> **What you need to do**
Rewrite the data below, replacing each occurrence of "DefaultSecurityFilterChain" with "DefaultFilterChain" and leaving everything else unchanged.

— Start Record set —

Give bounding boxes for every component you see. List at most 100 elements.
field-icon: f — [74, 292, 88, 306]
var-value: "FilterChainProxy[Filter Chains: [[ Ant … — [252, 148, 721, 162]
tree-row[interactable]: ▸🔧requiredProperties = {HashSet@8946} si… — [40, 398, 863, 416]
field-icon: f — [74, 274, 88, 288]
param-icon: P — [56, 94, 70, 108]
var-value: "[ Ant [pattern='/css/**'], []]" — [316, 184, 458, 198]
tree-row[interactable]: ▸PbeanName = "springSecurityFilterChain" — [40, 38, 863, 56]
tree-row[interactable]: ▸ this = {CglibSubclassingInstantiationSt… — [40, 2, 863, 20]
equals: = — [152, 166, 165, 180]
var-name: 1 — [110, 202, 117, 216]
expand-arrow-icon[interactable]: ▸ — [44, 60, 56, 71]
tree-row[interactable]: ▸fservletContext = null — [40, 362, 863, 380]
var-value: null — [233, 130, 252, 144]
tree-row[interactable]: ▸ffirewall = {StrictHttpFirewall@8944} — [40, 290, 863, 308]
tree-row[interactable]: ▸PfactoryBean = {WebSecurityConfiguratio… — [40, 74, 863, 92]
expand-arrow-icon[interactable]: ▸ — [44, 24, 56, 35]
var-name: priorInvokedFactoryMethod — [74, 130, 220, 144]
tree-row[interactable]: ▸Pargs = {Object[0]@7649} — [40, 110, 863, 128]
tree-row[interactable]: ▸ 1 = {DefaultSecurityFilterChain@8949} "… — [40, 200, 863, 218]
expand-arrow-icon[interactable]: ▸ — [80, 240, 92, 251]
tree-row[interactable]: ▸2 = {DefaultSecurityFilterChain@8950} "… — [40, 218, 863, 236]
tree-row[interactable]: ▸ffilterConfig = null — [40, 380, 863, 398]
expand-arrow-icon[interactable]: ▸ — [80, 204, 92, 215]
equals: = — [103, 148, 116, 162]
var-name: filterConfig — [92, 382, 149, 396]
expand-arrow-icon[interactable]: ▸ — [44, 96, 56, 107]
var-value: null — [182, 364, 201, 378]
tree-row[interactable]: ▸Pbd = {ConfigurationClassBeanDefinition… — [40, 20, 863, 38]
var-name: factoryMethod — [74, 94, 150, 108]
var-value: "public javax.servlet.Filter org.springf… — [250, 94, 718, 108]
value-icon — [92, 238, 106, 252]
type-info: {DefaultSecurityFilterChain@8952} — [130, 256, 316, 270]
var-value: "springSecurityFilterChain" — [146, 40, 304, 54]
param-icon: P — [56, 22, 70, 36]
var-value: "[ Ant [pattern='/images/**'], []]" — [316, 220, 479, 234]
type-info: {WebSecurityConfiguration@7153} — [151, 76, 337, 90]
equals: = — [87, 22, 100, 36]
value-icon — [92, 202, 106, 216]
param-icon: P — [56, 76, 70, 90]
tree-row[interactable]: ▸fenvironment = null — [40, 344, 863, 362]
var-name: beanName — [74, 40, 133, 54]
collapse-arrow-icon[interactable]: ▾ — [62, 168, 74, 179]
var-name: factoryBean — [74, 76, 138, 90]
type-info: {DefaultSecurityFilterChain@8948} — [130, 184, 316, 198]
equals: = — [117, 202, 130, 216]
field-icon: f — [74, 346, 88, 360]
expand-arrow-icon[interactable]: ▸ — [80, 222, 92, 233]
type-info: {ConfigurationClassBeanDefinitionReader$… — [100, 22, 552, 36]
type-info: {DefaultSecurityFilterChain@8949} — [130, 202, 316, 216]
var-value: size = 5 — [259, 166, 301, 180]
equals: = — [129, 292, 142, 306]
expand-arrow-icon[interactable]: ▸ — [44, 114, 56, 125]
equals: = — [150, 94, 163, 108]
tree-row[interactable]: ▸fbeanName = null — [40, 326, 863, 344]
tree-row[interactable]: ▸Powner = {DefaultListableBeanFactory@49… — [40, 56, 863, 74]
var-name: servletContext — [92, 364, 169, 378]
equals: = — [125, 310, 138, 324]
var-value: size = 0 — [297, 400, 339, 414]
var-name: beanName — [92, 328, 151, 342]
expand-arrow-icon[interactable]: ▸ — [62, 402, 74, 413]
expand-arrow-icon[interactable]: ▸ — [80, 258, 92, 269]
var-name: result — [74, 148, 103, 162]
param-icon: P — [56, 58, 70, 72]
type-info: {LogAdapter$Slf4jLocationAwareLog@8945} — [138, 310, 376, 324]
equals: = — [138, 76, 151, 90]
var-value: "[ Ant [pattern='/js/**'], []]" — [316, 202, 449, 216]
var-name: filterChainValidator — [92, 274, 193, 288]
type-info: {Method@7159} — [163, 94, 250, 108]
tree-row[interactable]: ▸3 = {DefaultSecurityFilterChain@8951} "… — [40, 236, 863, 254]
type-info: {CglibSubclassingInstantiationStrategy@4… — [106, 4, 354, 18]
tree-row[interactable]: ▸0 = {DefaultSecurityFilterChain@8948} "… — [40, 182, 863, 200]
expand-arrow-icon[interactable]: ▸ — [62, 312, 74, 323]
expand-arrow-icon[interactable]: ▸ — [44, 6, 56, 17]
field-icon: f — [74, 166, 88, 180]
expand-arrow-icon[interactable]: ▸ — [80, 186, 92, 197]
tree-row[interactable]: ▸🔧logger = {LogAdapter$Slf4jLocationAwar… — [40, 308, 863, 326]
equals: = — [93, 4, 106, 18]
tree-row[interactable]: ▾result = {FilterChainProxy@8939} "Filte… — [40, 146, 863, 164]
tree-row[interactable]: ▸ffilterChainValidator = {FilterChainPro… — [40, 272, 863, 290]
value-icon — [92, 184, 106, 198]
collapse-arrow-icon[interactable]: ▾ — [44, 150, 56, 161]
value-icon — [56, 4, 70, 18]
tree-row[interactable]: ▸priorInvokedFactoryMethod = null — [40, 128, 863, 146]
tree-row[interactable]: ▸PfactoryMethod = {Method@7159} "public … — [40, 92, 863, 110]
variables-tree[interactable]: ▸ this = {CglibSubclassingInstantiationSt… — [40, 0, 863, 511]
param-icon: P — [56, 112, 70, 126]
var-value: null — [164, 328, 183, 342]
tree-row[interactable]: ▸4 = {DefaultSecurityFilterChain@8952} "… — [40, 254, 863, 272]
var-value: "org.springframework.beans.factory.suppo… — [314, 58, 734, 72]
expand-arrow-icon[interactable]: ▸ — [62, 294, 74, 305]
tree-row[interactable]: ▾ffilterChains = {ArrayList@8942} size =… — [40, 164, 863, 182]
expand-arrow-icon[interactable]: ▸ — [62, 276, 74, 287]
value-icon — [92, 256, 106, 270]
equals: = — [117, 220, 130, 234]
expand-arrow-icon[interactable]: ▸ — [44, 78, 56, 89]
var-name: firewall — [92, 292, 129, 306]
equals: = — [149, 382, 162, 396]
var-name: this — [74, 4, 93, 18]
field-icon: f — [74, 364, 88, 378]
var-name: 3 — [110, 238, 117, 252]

— End Record set —

> **Correct output**
Give bounding boxes for every component you see. List at most 100 elements.
field-icon: f — [74, 292, 88, 306]
var-value: "FilterChainProxy[Filter Chains: [[ Ant … — [252, 148, 721, 162]
tree-row[interactable]: ▸🔧requiredProperties = {HashSet@8946} si… — [40, 398, 863, 416]
field-icon: f — [74, 274, 88, 288]
param-icon: P — [56, 94, 70, 108]
var-value: "[ Ant [pattern='/css/**'], []]" — [316, 184, 458, 198]
tree-row[interactable]: ▸PbeanName = "springSecurityFilterChain" — [40, 38, 863, 56]
tree-row[interactable]: ▸ this = {CglibSubclassingInstantiationSt… — [40, 2, 863, 20]
equals: = — [152, 166, 165, 180]
var-name: 1 — [110, 202, 117, 216]
expand-arrow-icon[interactable]: ▸ — [44, 60, 56, 71]
tree-row[interactable]: ▸fservletContext = null — [40, 362, 863, 380]
var-value: null — [233, 130, 252, 144]
tree-row[interactable]: ▸ffirewall = {StrictHttpFirewall@8944} — [40, 290, 863, 308]
tree-row[interactable]: ▸PfactoryBean = {WebSecurityConfiguratio… — [40, 74, 863, 92]
expand-arrow-icon[interactable]: ▸ — [44, 24, 56, 35]
var-name: priorInvokedFactoryMethod — [74, 130, 220, 144]
tree-row[interactable]: ▸Pargs = {Object[0]@7649} — [40, 110, 863, 128]
tree-row[interactable]: ▸ 1 = {DefaultFilterChain@8949} "… — [40, 200, 863, 218]
expand-arrow-icon[interactable]: ▸ — [80, 240, 92, 251]
tree-row[interactable]: ▸2 = {DefaultFilterChain@8950} "… — [40, 218, 863, 236]
tree-row[interactable]: ▸ffilterConfig = null — [40, 380, 863, 398]
expand-arrow-icon[interactable]: ▸ — [80, 204, 92, 215]
equals: = — [103, 148, 116, 162]
var-name: filterConfig — [92, 382, 149, 396]
expand-arrow-icon[interactable]: ▸ — [44, 96, 56, 107]
var-value: null — [182, 364, 201, 378]
tree-row[interactable]: ▸Pbd = {ConfigurationClassBeanDefinition… — [40, 20, 863, 38]
var-name: factoryMethod — [74, 94, 150, 108]
var-value: "public javax.servlet.Filter org.springf… — [250, 94, 718, 108]
value-icon — [92, 238, 106, 252]
type-info: {DefaultFilterChain@8952} — [130, 256, 316, 270]
var-value: "springSecurityFilterChain" — [146, 40, 304, 54]
param-icon: P — [56, 22, 70, 36]
var-value: "[ Ant [pattern='/images/**'], []]" — [316, 220, 479, 234]
type-info: {WebSecurityConfiguration@7153} — [151, 76, 337, 90]
equals: = — [87, 22, 100, 36]
value-icon — [92, 202, 106, 216]
param-icon: P — [56, 76, 70, 90]
tree-row[interactable]: ▸fenvironment = null — [40, 344, 863, 362]
var-name: beanName — [74, 40, 133, 54]
collapse-arrow-icon[interactable]: ▾ — [62, 168, 74, 179]
var-name: factoryBean — [74, 76, 138, 90]
type-info: {DefaultFilterChain@8948} — [130, 184, 316, 198]
equals: = — [117, 202, 130, 216]
field-icon: f — [74, 346, 88, 360]
expand-arrow-icon[interactable]: ▸ — [80, 222, 92, 233]
type-info: {ConfigurationClassBeanDefinitionReader$… — [100, 22, 552, 36]
type-info: {DefaultFilterChain@8949} — [130, 202, 316, 216]
var-value: size = 5 — [259, 166, 301, 180]
equals: = — [129, 292, 142, 306]
expand-arrow-icon[interactable]: ▸ — [44, 114, 56, 125]
equals: = — [150, 94, 163, 108]
tree-row[interactable]: ▸fbeanName = null — [40, 326, 863, 344]
tree-row[interactable]: ▸Powner = {DefaultListableBeanFactory@49… — [40, 56, 863, 74]
var-name: servletContext — [92, 364, 169, 378]
equals: = — [125, 310, 138, 324]
var-value: size = 0 — [297, 400, 339, 414]
var-name: beanName — [92, 328, 151, 342]
expand-arrow-icon[interactable]: ▸ — [62, 402, 74, 413]
expand-arrow-icon[interactable]: ▸ — [80, 258, 92, 269]
var-name: result — [74, 148, 103, 162]
param-icon: P — [56, 58, 70, 72]
type-info: {LogAdapter$Slf4jLocationAwareLog@8945} — [138, 310, 376, 324]
equals: = — [138, 76, 151, 90]
var-value: "[ Ant [pattern='/js/**'], []]" — [316, 202, 449, 216]
var-name: filterChainValidator — [92, 274, 193, 288]
type-info: {Method@7159} — [163, 94, 250, 108]
tree-row[interactable]: ▸3 = {DefaultFilterChain@8951} "… — [40, 236, 863, 254]
type-info: {CglibSubclassingInstantiationStrategy@4… — [106, 4, 354, 18]
tree-row[interactable]: ▸0 = {DefaultFilterChain@8948} "… — [40, 182, 863, 200]
expand-arrow-icon[interactable]: ▸ — [62, 312, 74, 323]
expand-arrow-icon[interactable]: ▸ — [44, 6, 56, 17]
field-icon: f — [74, 166, 88, 180]
expand-arrow-icon[interactable]: ▸ — [80, 186, 92, 197]
tree-row[interactable]: ▸🔧logger = {LogAdapter$Slf4jLocationAwar… — [40, 308, 863, 326]
equals: = — [93, 4, 106, 18]
tree-row[interactable]: ▾result = {FilterChainProxy@8939} "Filte… — [40, 146, 863, 164]
tree-row[interactable]: ▸ffilterChainValidator = {FilterChainPro… — [40, 272, 863, 290]
value-icon — [92, 184, 106, 198]
collapse-arrow-icon[interactable]: ▾ — [44, 150, 56, 161]
value-icon — [56, 4, 70, 18]
tree-row[interactable]: ▸priorInvokedFactoryMethod = null — [40, 128, 863, 146]
tree-row[interactable]: ▸PfactoryMethod = {Method@7159} "public … — [40, 92, 863, 110]
variables-tree[interactable]: ▸ this = {CglibSubclassingInstantiationSt… — [40, 0, 863, 511]
param-icon: P — [56, 112, 70, 126]
var-value: null — [164, 328, 183, 342]
tree-row[interactable]: ▸4 = {DefaultFilterChain@8952} "… — [40, 254, 863, 272]
var-value: "org.springframework.beans.factory.suppo… — [314, 58, 734, 72]
expand-arrow-icon[interactable]: ▸ — [62, 294, 74, 305]
tree-row[interactable]: ▾ffilterChains = {ArrayList@8942} size =… — [40, 164, 863, 182]
expand-arrow-icon[interactable]: ▸ — [62, 276, 74, 287]
value-icon — [92, 256, 106, 270]
equals: = — [117, 220, 130, 234]
expand-arrow-icon[interactable]: ▸ — [44, 78, 56, 89]
var-name: firewall — [92, 292, 129, 306]
equals: = — [149, 382, 162, 396]
var-name: this — [74, 4, 93, 18]
field-icon: f — [74, 364, 88, 378]
var-name: 3 — [110, 238, 117, 252]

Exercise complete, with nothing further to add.